#### [THE REQUEST]
Pictures appear in the records below; write out everything else exactly.

* Begin DATA SHOWN *

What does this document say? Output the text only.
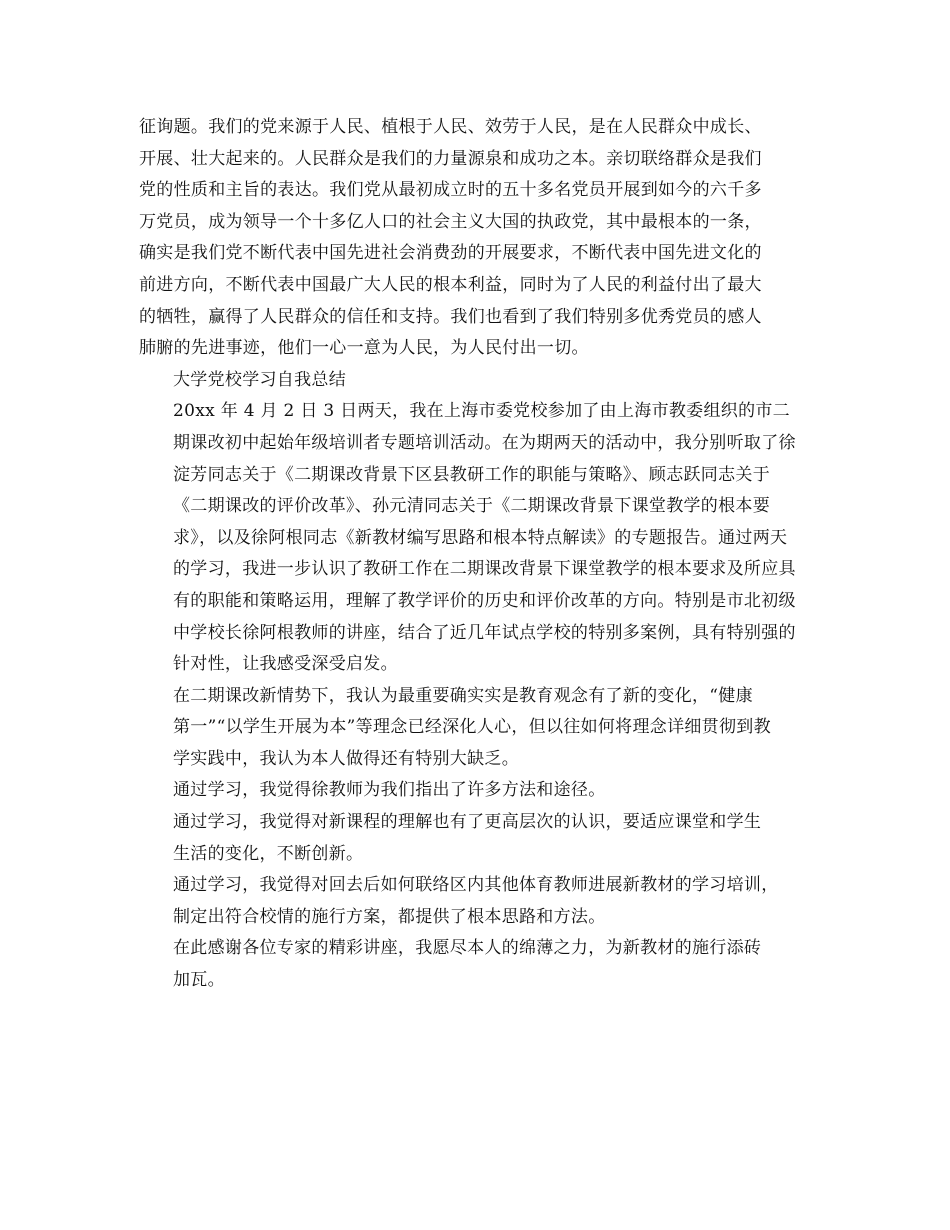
征询题。我们的党来源于人民、植根于人民、效劳于人民，是在人民群众中成长、
开展、壮大起来的。人民群众是我们的力量源泉和成功之本。亲切联络群众是我们
党的性质和主旨的表达。我们党从最初成立时的五十多名党员开展到如今的六千多
万党员，成为领导一个十多亿人口的社会主义大国的执政党，其中最根本的一条，
确实是我们党不断代表中国先进社会消费劲的开展要求，不断代表中国先进文化的
前进方向，不断代表中国最广大人民的根本利益，同时为了人民的利益付出了最大
的牺牲，赢得了人民群众的信任和支持。我们也看到了我们特别多优秀党员的感人
肺腑的先进事迹，他们一心一意为人民，为人民付出一切。

大学党校学习自我总结

20xx 年 4 月 2 日 3 日两天，我在上海市委党校参加了由上海市教委组织的市二
期课改初中起始年级培训者专题培训活动。在为期两天的活动中，我分别听取了徐
淀芳同志关于《二期课改背景下区县教研工作的职能与策略》、顾志跃同志关于
《二期课改的评价改革》、孙元清同志关于《二期课改背景下课堂教学的根本要
求》，以及徐阿根同志《新教材编写思路和根本特点解读》的专题报告。通过两天
的学习，我进一步认识了教研工作在二期课改背景下课堂教学的根本要求及所应具
有的职能和策略运用，理解了教学评价的历史和评价改革的方向。特别是市北初级
中学校长徐阿根教师的讲座，结合了近几年试点学校的特别多案例，具有特别强的
针对性，让我感受深受启发。

在二期课改新情势下，我认为最重要确实实是教育观念有了新的变化，“健康
第一”“以学生开展为本”等理念已经深化人心，但以往如何将理念详细贯彻到教
学实践中，我认为本人做得还有特别大缺乏。

通过学习，我觉得徐教师为我们指出了许多方法和途径。

通过学习，我觉得对新课程的理解也有了更高层次的认识，要适应课堂和学生
生活的变化，不断创新。

通过学习，我觉得对回去后如何联络区内其他体育教师进展新教材的学习培训，
制定出符合校情的施行方案，都提供了根本思路和方法。

在此感谢各位专家的精彩讲座，我愿尽本人的绵薄之力，为新教材的施行添砖
加瓦。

* End DATA SHOWN *

#### [ANSWER TO THE PROBLEM]
What does this document say? Output the text only.
征询题。我们的党来源于人民、植根于人民、效劳于人民，是在人民群众中成长、
开展、壮大起来的。人民群众是我们的力量源泉和成功之本。亲切联络群众是我们
党的性质和主旨的表达。我们党从最初成立时的五十多名党员开展到如今的六千多
万党员，成为领导一个十多亿人口的社会主义大国的执政党，其中最根本的一条，
确实是我们党不断代表中国先进社会消费劲的开展要求，不断代表中国先进文化的
前进方向，不断代表中国最广大人民的根本利益，同时为了人民的利益付出了最大
的牺牲，赢得了人民群众的信任和支持。我们也看到了我们特别多优秀党员的感人
肺腑的先进事迹，他们一心一意为人民，为人民付出一切。

大学党校学习自我总结

20xx 年 4 月 2 日 3 日两天，我在上海市委党校参加了由上海市教委组织的市二
期课改初中起始年级培训者专题培训活动。在为期两天的活动中，我分别听取了徐
淀芳同志关于《二期课改背景下区县教研工作的职能与策略》、顾志跃同志关于
《二期课改的评价改革》、孙元清同志关于《二期课改背景下课堂教学的根本要
求》，以及徐阿根同志《新教材编写思路和根本特点解读》的专题报告。通过两天
的学习，我进一步认识了教研工作在二期课改背景下课堂教学的根本要求及所应具
有的职能和策略运用，理解了教学评价的历史和评价改革的方向。特别是市北初级
中学校长徐阿根教师的讲座，结合了近几年试点学校的特别多案例，具有特别强的
针对性，让我感受深受启发。

在二期课改新情势下，我认为最重要确实实是教育观念有了新的变化，“健康
第一”“以学生开展为本”等理念已经深化人心，但以往如何将理念详细贯彻到教
学实践中，我认为本人做得还有特别大缺乏。

通过学习，我觉得徐教师为我们指出了许多方法和途径。

通过学习，我觉得对新课程的理解也有了更高层次的认识，要适应课堂和学生
生活的变化，不断创新。

通过学习，我觉得对回去后如何联络区内其他体育教师进展新教材的学习培训，
制定出符合校情的施行方案，都提供了根本思路和方法。

在此感谢各位专家的精彩讲座，我愿尽本人的绵薄之力，为新教材的施行添砖
加瓦。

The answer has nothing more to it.